** Start Input **

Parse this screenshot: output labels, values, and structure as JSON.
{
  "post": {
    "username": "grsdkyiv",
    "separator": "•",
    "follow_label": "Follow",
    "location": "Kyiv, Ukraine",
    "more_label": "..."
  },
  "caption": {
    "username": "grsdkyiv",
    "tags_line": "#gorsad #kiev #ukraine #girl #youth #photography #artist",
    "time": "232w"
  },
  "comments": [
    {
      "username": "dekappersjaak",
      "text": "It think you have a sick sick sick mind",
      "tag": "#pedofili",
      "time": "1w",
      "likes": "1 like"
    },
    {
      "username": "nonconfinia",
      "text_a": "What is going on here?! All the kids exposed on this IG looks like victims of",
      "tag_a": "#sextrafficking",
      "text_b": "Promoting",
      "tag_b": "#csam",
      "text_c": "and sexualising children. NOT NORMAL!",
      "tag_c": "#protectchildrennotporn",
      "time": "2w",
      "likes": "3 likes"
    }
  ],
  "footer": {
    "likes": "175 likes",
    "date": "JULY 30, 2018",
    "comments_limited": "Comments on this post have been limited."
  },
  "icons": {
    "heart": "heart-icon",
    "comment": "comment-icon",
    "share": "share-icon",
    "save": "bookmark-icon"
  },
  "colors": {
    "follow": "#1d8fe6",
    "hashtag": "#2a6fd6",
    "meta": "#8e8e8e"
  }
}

** End Input **

- [Stated exercise]: Reproduce the entries above in full, verbatim.

- [Answer to the task]:
Parse this screenshot: output labels, values, and structure as JSON.
{
  "post": {
    "username": "grsdkyiv",
    "separator": "•",
    "follow_label": "Follow",
    "location": "Kyiv, Ukraine",
    "more_label": "..."
  },
  "caption": {
    "username": "grsdkyiv",
    "tags_line": "#gorsad #kiev #ukraine #girl #youth #photography #artist",
    "time": "232w"
  },
  "comments": [
    {
      "username": "dekappersjaak",
      "text": "It think you have a sick sick sick mind",
      "tag": "#pedofili",
      "time": "1w",
      "likes": "1 like"
    },
    {
      "username": "nonconfinia",
      "text_a": "What is going on here?! All the kids exposed on this IG looks like victims of",
      "tag_a": "#sextrafficking",
      "text_b": "Promoting",
      "tag_b": "#csam",
      "text_c": "and sexualising children. NOT NORMAL!",
      "tag_c": "#protectchildrennotporn",
      "time": "2w",
      "likes": "3 likes"
    }
  ],
  "footer": {
    "likes": "175 likes",
    "date": "JULY 30, 2018",
    "comments_limited": "Comments on this post have been limited."
  },
  "icons": {
    "heart": "heart-icon",
    "comment": "comment-icon",
    "share": "share-icon",
    "save": "bookmark-icon"
  },
  "colors": {
    "follow": "#1d8fe6",
    "hashtag": "#2a6fd6",
    "meta": "#8e8e8e"
  }
}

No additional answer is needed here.